• WHAT IS EXPECTED: Quote all entries in full, exactly.
* Start RECORD EXCERPTS *
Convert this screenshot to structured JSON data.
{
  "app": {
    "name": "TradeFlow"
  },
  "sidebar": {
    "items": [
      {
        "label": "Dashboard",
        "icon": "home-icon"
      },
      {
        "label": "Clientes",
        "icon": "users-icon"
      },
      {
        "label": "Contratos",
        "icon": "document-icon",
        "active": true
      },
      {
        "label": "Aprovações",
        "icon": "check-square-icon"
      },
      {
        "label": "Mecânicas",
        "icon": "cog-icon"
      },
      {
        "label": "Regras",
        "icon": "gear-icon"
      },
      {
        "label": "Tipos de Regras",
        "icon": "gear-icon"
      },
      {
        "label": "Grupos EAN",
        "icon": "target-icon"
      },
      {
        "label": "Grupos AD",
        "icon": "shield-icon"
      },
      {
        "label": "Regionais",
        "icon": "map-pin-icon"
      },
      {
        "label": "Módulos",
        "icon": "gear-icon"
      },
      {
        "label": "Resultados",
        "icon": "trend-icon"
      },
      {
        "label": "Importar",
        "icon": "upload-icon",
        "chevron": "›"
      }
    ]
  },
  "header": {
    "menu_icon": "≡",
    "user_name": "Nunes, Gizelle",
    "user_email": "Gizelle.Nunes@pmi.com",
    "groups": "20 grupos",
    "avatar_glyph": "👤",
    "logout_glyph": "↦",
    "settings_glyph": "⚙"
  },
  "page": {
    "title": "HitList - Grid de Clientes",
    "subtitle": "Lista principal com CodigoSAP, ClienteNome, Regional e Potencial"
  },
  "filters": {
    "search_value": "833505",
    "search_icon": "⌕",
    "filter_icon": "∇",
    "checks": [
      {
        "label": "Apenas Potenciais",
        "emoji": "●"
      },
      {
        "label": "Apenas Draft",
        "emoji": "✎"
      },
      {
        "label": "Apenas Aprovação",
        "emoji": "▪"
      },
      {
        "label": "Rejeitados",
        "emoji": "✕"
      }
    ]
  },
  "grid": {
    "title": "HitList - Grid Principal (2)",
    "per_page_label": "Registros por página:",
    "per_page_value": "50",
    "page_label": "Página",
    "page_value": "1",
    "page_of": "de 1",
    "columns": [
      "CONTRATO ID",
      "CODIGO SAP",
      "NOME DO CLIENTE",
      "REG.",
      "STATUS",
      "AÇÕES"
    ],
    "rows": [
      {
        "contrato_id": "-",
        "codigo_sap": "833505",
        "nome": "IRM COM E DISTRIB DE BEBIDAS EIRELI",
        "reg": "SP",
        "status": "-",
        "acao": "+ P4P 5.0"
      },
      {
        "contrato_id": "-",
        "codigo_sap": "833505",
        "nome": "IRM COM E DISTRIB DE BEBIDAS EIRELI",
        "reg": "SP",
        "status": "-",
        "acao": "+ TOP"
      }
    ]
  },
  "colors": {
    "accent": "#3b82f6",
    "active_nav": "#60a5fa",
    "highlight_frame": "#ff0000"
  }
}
* End RECORD EXCERPTS *
• EXERCISE ANSWER:
Convert this screenshot to structured JSON data.
{
  "app": {
    "name": "TradeFlow"
  },
  "sidebar": {
    "items": [
      {
        "label": "Dashboard",
        "icon": "home-icon"
      },
      {
        "label": "Clientes",
        "icon": "users-icon"
      },
      {
        "label": "Contratos",
        "icon": "document-icon",
        "active": true
      },
      {
        "label": "Aprovações",
        "icon": "check-square-icon"
      },
      {
        "label": "Mecânicas",
        "icon": "cog-icon"
      },
      {
        "label": "Regras",
        "icon": "gear-icon"
      },
      {
        "label": "Tipos de Regras",
        "icon": "gear-icon"
      },
      {
        "label": "Grupos EAN",
        "icon": "target-icon"
      },
      {
        "label": "Grupos AD",
        "icon": "shield-icon"
      },
      {
        "label": "Regionais",
        "icon": "map-pin-icon"
      },
      {
        "label": "Módulos",
        "icon": "gear-icon"
      },
      {
        "label": "Resultados",
        "icon": "trend-icon"
      },
      {
        "label": "Importar",
        "icon": "upload-icon",
        "chevron": "›"
      }
    ]
  },
  "header": {
    "menu_icon": "≡",
    "user_name": "Nunes, Gizelle",
    "user_email": "Gizelle.Nunes@pmi.com",
    "groups": "20 grupos",
    "avatar_glyph": "👤",
    "logout_glyph": "↦",
    "settings_glyph": "⚙"
  },
  "page": {
    "title": "HitList - Grid de Clientes",
    "subtitle": "Lista principal com CodigoSAP, ClienteNome, Regional e Potencial"
  },
  "filters": {
    "search_value": "833505",
    "search_icon": "⌕",
    "filter_icon": "∇",
    "checks": [
      {
        "label": "Apenas Potenciais",
        "emoji": "●"
      },
      {
        "label": "Apenas Draft",
        "emoji": "✎"
      },
      {
        "label": "Apenas Aprovação",
        "emoji": "▪"
      },
      {
        "label": "Rejeitados",
        "emoji": "✕"
      }
    ]
  },
  "grid": {
    "title": "HitList - Grid Principal (2)",
    "per_page_label": "Registros por página:",
    "per_page_value": "50",
    "page_label": "Página",
    "page_value": "1",
    "page_of": "de 1",
    "columns": [
      "CONTRATO ID",
      "CODIGO SAP",
      "NOME DO CLIENTE",
      "REG.",
      "STATUS",
      "AÇÕES"
    ],
    "rows": [
      {
        "contrato_id": "-",
        "codigo_sap": "833505",
        "nome": "IRM COM E DISTRIB DE BEBIDAS EIRELI",
        "reg": "SP",
        "status": "-",
        "acao": "+ P4P 5.0"
      },
      {
        "contrato_id": "-",
        "codigo_sap": "833505",
        "nome": "IRM COM E DISTRIB DE BEBIDAS EIRELI",
        "reg": "SP",
        "status": "-",
        "acao": "+ TOP"
      }
    ]
  },
  "colors": {
    "accent": "#3b82f6",
    "active_nav": "#60a5fa",
    "highlight_frame": "#ff0000"
  }
}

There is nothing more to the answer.